====== Entries provided

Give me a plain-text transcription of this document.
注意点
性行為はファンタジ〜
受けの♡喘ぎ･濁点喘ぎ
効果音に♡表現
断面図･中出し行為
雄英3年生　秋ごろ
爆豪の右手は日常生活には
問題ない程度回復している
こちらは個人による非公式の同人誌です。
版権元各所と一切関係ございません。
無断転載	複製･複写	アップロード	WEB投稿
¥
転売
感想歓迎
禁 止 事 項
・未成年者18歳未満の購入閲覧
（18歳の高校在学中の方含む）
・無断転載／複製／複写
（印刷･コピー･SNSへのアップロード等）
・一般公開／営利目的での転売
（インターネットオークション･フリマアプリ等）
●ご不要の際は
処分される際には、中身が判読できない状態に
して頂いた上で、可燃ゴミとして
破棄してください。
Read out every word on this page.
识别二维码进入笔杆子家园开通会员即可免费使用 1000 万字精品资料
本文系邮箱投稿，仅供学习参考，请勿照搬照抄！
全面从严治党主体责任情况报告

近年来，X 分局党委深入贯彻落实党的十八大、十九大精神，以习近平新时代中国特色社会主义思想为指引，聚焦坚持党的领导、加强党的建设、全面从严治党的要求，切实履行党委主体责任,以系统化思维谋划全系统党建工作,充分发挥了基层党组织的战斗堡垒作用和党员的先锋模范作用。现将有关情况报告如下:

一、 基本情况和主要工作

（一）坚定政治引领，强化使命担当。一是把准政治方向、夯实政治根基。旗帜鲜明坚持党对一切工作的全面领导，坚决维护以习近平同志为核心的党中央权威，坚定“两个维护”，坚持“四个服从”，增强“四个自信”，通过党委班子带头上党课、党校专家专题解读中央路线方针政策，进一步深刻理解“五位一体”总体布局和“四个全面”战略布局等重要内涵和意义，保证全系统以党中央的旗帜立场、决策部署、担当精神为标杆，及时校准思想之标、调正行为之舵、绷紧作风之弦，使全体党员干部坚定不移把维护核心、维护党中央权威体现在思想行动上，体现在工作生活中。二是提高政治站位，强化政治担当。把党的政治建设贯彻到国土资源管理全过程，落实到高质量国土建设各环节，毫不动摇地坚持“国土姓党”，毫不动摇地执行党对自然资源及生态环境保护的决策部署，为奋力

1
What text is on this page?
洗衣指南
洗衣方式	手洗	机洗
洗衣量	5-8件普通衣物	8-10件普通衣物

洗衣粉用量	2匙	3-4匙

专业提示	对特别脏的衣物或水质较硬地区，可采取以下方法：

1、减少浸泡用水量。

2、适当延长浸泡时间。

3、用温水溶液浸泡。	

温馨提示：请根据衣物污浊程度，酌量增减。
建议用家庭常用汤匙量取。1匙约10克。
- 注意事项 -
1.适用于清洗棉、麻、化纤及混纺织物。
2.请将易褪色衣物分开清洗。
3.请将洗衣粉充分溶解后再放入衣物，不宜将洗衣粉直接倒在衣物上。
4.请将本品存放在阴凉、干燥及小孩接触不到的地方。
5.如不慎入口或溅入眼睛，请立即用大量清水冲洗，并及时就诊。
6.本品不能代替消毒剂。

============

▶ _Work to do_: From the records above, extract every line exactly as it stands.

▶ _Answer below_:
Give me a plain-text transcription of this document.
注意点
性行為はファンタジ〜
受けの♡喘ぎ･濁点喘ぎ
効果音に♡表現
断面図･中出し行為
雄英3年生　秋ごろ
爆豪の右手は日常生活には
問題ない程度回復している
こちらは個人による非公式の同人誌です。
版権元各所と一切関係ございません。
無断転載	複製･複写	アップロード	WEB投稿
¥
転売
感想歓迎
禁 止 事 項
・未成年者18歳未満の購入閲覧
（18歳の高校在学中の方含む）
・無断転載／複製／複写
（印刷･コピー･SNSへのアップロード等）
・一般公開／営利目的での転売
（インターネットオークション･フリマアプリ等）
●ご不要の際は
処分される際には、中身が判読できない状態に
して頂いた上で、可燃ゴミとして
破棄してください。
Read out every word on this page.
识别二维码进入笔杆子家园开通会员即可免费使用 1000 万字精品资料
本文系邮箱投稿，仅供学习参考，请勿照搬照抄！
全面从严治党主体责任情况报告

近年来，X 分局党委深入贯彻落实党的十八大、十九大精神，以习近平新时代中国特色社会主义思想为指引，聚焦坚持党的领导、加强党的建设、全面从严治党的要求，切实履行党委主体责任,以系统化思维谋划全系统党建工作,充分发挥了基层党组织的战斗堡垒作用和党员的先锋模范作用。现将有关情况报告如下:

一、 基本情况和主要工作

（一）坚定政治引领，强化使命担当。一是把准政治方向、夯实政治根基。旗帜鲜明坚持党对一切工作的全面领导，坚决维护以习近平同志为核心的党中央权威，坚定“两个维护”，坚持“四个服从”，增强“四个自信”，通过党委班子带头上党课、党校专家专题解读中央路线方针政策，进一步深刻理解“五位一体”总体布局和“四个全面”战略布局等重要内涵和意义，保证全系统以党中央的旗帜立场、决策部署、担当精神为标杆，及时校准思想之标、调正行为之舵、绷紧作风之弦，使全体党员干部坚定不移把维护核心、维护党中央权威体现在思想行动上，体现在工作生活中。二是提高政治站位，强化政治担当。把党的政治建设贯彻到国土资源管理全过程，落实到高质量国土建设各环节，毫不动摇地坚持“国土姓党”，毫不动摇地执行党对自然资源及生态环境保护的决策部署，为奋力

1
What text is on this page?
洗衣指南
洗衣方式	手洗	机洗
洗衣量	5-8件普通衣物	8-10件普通衣物

洗衣粉用量	2匙	3-4匙

专业提示	对特别脏的衣物或水质较硬地区，可采取以下方法：

1、减少浸泡用水量。

2、适当延长浸泡时间。

3、用温水溶液浸泡。	

温馨提示：请根据衣物污浊程度，酌量增减。
建议用家庭常用汤匙量取。1匙约10克。
- 注意事项 -
1.适用于清洗棉、麻、化纤及混纺织物。
2.请将易褪色衣物分开清洗。
3.请将洗衣粉充分溶解后再放入衣物，不宜将洗衣粉直接倒在衣物上。
4.请将本品存放在阴凉、干燥及小孩接触不到的地方。
5.如不慎入口或溅入眼睛，请立即用大量清水冲洗，并及时就诊。
6.本品不能代替消毒剂。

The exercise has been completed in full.